:: Input rows ::
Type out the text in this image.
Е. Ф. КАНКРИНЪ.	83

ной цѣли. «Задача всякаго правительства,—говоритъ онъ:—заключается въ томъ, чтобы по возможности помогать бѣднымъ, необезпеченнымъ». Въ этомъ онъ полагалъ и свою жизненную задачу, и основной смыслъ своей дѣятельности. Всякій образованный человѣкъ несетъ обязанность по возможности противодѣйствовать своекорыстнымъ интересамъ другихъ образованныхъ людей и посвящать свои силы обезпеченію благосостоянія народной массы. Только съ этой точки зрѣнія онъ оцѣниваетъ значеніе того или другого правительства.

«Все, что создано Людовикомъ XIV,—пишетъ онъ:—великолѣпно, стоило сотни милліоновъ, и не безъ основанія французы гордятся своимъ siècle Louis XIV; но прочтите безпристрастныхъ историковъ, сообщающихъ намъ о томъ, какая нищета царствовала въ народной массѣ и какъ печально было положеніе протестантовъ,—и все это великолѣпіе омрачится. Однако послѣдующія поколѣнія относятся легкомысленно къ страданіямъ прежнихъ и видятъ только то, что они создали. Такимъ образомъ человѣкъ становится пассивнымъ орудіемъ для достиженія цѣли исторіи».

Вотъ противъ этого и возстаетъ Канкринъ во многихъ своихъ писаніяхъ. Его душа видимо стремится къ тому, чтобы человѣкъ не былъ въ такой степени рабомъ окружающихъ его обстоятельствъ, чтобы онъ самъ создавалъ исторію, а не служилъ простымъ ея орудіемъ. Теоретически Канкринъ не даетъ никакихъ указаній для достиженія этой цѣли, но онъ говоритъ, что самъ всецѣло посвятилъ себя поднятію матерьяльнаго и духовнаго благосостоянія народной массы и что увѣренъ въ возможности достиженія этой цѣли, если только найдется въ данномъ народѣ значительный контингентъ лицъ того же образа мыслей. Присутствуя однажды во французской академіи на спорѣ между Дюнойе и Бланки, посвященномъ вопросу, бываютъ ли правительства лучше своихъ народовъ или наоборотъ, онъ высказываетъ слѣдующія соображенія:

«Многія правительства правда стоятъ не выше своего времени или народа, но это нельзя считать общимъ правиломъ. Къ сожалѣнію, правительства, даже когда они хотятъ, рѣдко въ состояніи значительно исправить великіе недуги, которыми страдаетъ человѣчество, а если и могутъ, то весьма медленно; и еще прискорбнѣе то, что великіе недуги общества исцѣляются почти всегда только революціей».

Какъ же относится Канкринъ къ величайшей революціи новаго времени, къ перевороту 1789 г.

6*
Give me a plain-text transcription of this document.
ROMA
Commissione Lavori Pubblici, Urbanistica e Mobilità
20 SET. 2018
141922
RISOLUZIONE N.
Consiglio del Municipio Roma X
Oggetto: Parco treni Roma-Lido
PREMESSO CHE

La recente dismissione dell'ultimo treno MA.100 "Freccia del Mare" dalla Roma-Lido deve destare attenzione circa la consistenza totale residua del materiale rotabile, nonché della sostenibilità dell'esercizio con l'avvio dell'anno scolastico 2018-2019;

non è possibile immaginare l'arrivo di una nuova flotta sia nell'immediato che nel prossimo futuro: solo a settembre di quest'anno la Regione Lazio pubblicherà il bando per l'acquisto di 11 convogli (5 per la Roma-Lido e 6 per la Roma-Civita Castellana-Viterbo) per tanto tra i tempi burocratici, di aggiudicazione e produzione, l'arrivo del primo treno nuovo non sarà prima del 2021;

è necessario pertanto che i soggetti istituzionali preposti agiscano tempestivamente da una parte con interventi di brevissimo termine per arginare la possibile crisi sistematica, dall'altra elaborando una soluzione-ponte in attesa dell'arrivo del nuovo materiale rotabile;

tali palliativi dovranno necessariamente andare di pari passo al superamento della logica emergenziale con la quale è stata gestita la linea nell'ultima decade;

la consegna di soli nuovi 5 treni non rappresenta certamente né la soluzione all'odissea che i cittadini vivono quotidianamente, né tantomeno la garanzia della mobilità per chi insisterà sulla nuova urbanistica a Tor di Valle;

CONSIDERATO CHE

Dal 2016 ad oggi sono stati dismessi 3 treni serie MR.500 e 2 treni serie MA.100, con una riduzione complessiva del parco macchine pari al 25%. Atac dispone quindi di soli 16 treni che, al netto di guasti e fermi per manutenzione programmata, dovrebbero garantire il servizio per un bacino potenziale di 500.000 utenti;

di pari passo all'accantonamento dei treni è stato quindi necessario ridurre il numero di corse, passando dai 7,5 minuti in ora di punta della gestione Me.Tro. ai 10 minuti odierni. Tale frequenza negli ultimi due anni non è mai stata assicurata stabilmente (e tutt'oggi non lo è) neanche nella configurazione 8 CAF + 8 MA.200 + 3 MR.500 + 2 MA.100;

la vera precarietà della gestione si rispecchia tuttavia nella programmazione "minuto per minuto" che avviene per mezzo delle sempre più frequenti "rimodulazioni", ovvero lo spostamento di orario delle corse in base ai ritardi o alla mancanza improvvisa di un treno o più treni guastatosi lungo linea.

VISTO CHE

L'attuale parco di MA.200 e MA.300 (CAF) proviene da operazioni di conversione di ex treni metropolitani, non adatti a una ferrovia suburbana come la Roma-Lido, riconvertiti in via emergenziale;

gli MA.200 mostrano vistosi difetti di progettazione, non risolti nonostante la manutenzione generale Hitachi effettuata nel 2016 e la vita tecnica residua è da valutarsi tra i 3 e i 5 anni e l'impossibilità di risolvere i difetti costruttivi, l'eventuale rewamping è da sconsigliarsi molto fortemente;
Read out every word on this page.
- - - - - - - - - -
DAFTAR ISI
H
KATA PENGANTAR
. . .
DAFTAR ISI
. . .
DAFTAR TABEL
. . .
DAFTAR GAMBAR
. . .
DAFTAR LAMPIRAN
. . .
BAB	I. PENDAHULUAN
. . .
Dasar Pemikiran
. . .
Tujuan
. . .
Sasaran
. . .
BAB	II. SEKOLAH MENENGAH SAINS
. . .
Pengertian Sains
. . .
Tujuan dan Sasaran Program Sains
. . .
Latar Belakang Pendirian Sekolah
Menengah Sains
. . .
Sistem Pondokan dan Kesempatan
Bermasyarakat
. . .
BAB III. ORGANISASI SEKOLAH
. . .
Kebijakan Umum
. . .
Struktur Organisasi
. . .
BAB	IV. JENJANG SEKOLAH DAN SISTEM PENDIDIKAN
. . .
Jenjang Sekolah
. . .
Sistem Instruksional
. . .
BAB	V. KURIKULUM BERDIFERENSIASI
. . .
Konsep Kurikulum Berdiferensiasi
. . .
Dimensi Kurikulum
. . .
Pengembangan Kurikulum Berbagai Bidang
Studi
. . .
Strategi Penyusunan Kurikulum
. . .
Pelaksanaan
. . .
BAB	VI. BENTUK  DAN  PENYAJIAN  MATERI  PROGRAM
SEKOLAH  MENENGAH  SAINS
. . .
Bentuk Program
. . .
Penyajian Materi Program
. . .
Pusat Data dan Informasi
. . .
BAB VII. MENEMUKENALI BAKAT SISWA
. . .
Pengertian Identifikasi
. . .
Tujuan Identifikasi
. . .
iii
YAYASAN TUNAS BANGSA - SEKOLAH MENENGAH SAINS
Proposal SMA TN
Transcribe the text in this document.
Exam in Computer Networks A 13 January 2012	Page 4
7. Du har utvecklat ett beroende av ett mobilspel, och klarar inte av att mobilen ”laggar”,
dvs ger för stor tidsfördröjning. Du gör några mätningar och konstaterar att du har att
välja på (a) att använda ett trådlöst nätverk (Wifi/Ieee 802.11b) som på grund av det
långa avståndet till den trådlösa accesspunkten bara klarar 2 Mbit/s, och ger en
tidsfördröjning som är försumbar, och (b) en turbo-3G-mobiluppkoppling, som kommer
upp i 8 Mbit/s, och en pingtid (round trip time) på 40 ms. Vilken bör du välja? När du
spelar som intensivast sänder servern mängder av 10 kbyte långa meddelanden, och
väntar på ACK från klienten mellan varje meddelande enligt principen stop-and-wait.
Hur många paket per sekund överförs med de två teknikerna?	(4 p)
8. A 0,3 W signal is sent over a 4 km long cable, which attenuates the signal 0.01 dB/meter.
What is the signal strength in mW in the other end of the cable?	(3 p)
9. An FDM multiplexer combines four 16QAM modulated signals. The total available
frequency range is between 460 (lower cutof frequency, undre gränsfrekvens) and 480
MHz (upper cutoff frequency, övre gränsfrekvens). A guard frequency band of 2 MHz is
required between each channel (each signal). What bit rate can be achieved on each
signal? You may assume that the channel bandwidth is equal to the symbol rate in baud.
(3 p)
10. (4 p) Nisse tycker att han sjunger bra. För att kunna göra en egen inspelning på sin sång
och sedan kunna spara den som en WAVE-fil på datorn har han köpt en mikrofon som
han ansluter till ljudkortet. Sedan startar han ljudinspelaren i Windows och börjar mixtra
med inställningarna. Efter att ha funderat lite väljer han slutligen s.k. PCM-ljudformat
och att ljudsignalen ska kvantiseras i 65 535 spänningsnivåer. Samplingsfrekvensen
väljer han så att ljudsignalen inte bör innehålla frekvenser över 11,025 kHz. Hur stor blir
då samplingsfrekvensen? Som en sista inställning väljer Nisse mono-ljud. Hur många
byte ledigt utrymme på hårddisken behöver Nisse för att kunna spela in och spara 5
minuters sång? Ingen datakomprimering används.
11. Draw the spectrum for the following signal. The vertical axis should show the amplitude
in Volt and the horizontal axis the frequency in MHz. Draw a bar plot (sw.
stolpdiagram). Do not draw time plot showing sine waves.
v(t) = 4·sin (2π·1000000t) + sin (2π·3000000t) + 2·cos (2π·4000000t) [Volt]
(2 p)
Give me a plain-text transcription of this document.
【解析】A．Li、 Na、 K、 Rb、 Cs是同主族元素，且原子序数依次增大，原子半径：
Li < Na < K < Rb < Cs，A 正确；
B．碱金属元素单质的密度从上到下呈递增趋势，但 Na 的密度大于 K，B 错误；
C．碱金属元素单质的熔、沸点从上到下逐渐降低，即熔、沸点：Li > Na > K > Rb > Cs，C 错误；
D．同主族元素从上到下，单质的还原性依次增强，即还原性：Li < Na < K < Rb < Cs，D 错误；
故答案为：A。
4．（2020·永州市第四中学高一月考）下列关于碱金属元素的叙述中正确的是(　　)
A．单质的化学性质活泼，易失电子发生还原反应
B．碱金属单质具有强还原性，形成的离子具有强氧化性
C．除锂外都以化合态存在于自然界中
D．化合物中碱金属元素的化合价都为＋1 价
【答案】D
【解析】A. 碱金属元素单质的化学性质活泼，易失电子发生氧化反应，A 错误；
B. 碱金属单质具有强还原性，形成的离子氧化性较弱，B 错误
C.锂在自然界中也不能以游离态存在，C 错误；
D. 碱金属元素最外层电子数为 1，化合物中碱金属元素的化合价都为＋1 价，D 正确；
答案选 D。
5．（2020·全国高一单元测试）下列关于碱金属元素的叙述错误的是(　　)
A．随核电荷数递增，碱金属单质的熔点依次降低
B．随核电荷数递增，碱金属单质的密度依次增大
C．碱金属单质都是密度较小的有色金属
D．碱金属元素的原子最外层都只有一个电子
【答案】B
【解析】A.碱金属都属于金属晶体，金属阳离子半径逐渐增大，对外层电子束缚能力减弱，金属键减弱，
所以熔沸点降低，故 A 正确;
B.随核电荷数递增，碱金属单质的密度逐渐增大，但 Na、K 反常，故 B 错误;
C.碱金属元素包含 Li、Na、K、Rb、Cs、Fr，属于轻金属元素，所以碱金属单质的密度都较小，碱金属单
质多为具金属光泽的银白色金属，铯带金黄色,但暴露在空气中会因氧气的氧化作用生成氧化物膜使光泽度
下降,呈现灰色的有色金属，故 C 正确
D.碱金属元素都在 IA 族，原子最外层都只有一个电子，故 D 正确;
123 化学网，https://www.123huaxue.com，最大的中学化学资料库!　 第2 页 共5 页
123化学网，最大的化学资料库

:: Exercise goal ::
Across the records above, count the lines holding "quindi" and reply with that number alone.

:: Output ::
2